Records:
============================================================

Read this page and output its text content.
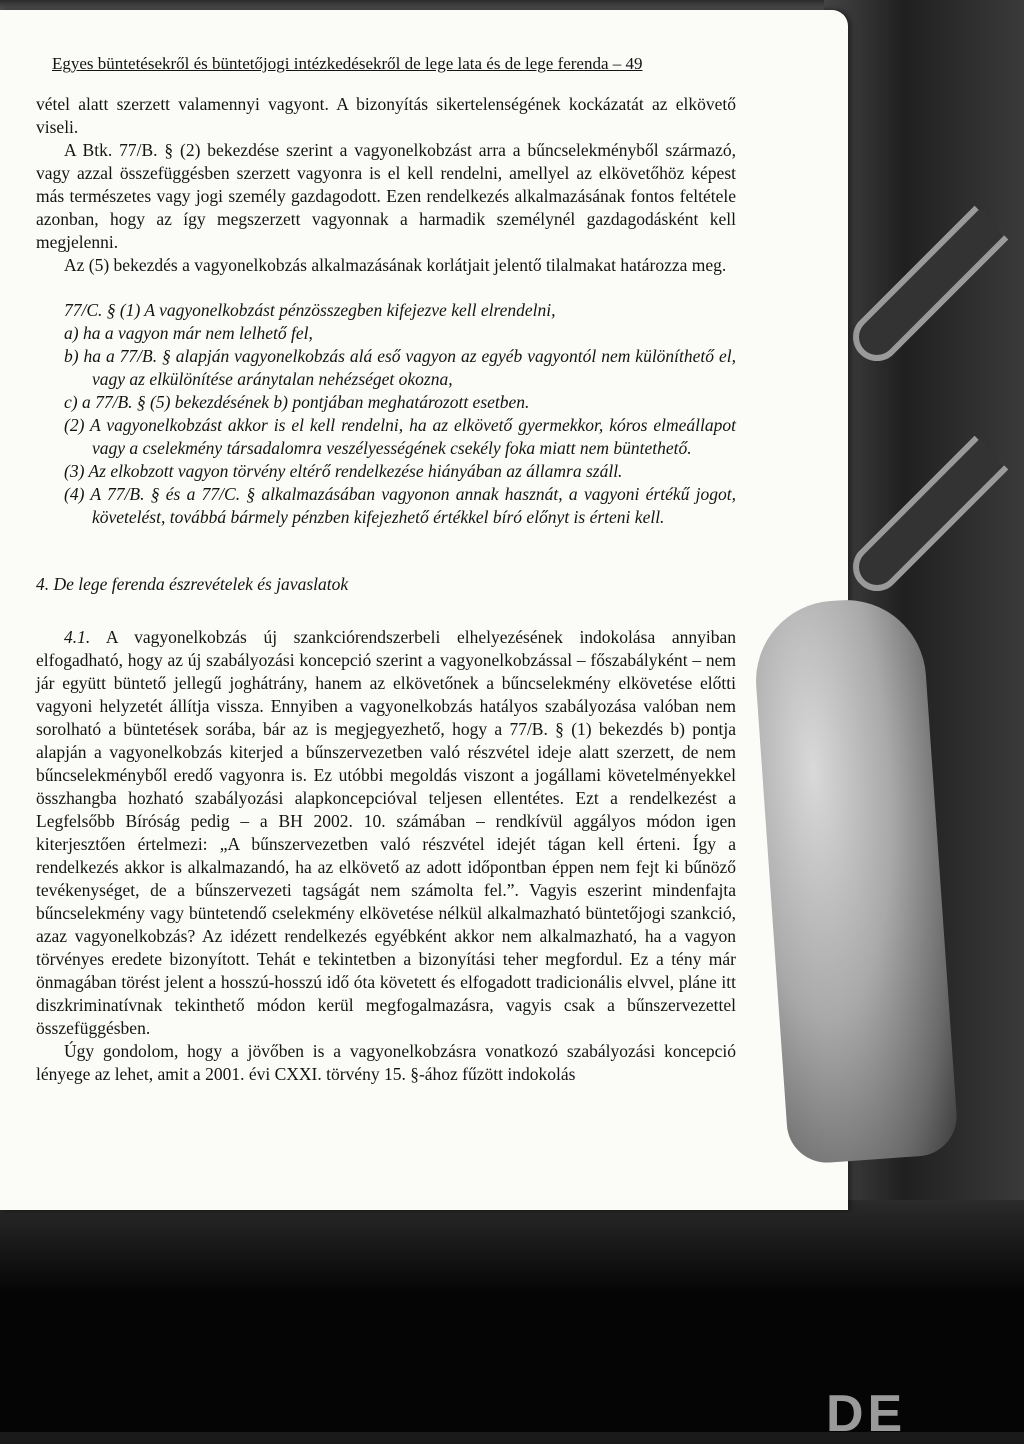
Egyes büntetésekről és büntetőjogi intézkedésekről de lege lata és de lege ferenda – 49

vétel alatt szerzett valamennyi vagyont. A bizonyítás sikertelenségének kockázatát az elkövető viseli.

A Btk. 77/B. § (2) bekezdése szerint a vagyonelkobzást arra a bűncselekményből származó, vagy azzal összefüggésben szerzett vagyonra is el kell rendelni, amellyel az elkövetőhöz képest más természetes vagy jogi személy gazdagodott. Ezen rendelkezés alkalmazásának fontos feltétele azonban, hogy az így megszerzett vagyonnak a harmadik személynél gazdagodásként kell megjelenni.

Az (5) bekezdés a vagyonelkobzás alkalmazásának korlátjait jelentő tilalmakat határozza meg.

77/C. § (1) A vagyonelkobzást pénzösszegben kifejezve kell elrendelni,

a) ha a vagyon már nem lelhető fel,

b) ha a 77/B. § alapján vagyonelkobzás alá eső vagyon az egyéb vagyontól nem különíthető el, vagy az elkülönítése aránytalan nehézséget okozna,

c) a 77/B. § (5) bekezdésének b) pontjában meghatározott esetben.

(2) A vagyonelkobzást akkor is el kell rendelni, ha az elkövető gyermekkor, kóros elmeállapot vagy a cselekmény társadalomra veszélyességének csekély foka miatt nem büntethető.

(3) Az elkobzott vagyon törvény eltérő rendelkezése hiányában az államra száll.

(4) A 77/B. § és a 77/C. § alkalmazásában vagyonon annak hasznát, a vagyoni értékű jogot, követelést, továbbá bármely pénzben kifejezhető értékkel bíró előnyt is érteni kell.

4. De lege ferenda észrevételek és javaslatok

4.1. A vagyonelkobzás új szankciórendszerbeli elhelyezésének indokolása annyiban elfogadható, hogy az új szabályozási koncepció szerint a vagyonelkobzással – főszabályként – nem jár együtt büntető jellegű joghátrány, hanem az elkövetőnek a bűncselekmény elkövetése előtti vagyoni helyzetét állítja vissza. Ennyiben a vagyonelkobzás hatályos szabályozása valóban nem sorolható a büntetések sorába, bár az is megjegyezhető, hogy a 77/B. § (1) bekezdés b) pontja alapján a vagyonelkobzás kiterjed a bűnszervezetben való részvétel ideje alatt szerzett, de nem bűncselekményből eredő vagyonra is. Ez utóbbi megoldás viszont a jogállami követelményekkel összhangba hozható szabályozási alapkoncepcióval teljesen ellentétes. Ezt a rendelkezést a Legfelsőbb Bíróság pedig – a BH 2002. 10. számában – rendkívül aggályos módon igen kiterjesztően értelmezi: „A bűnszervezetben való részvétel idejét tágan kell érteni. Így a rendelkezés akkor is alkalmazandó, ha az elkövető az adott időpontban éppen nem fejt ki bűnöző tevékenységet, de a bűnszervezeti tagságát nem számolta fel.”. Vagyis eszerint mindenfajta bűncselekmény vagy büntetendő cselekmény elkövetése nélkül alkalmazható büntetőjogi szankció, azaz vagyonelkobzás? Az idézett rendelkezés egyébként akkor nem alkalmazható, ha a vagyon törvényes eredete bizonyított. Tehát e tekintetben a bizonyítási teher megfordul. Ez a tény már önmagában törést jelent a hosszú-hosszú idő óta követett és elfogadott tradicionális elvvel, pláne itt diszkriminatívnak tekinthető módon kerül megfogalmazásra, vagyis csak a bűnszervezettel összefüggésben.

Úgy gondolom, hogy a jövőben is a vagyonelkobzásra vonatkozó szabályozási koncepció lényege az lehet, amit a 2001. évi CXXI. törvény 15. §-ához fűzött indokolás

DE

============================================================

Written instruction: Find and count the lines of the data that include the string "ferenda", and report that figure by itself.

Result: 2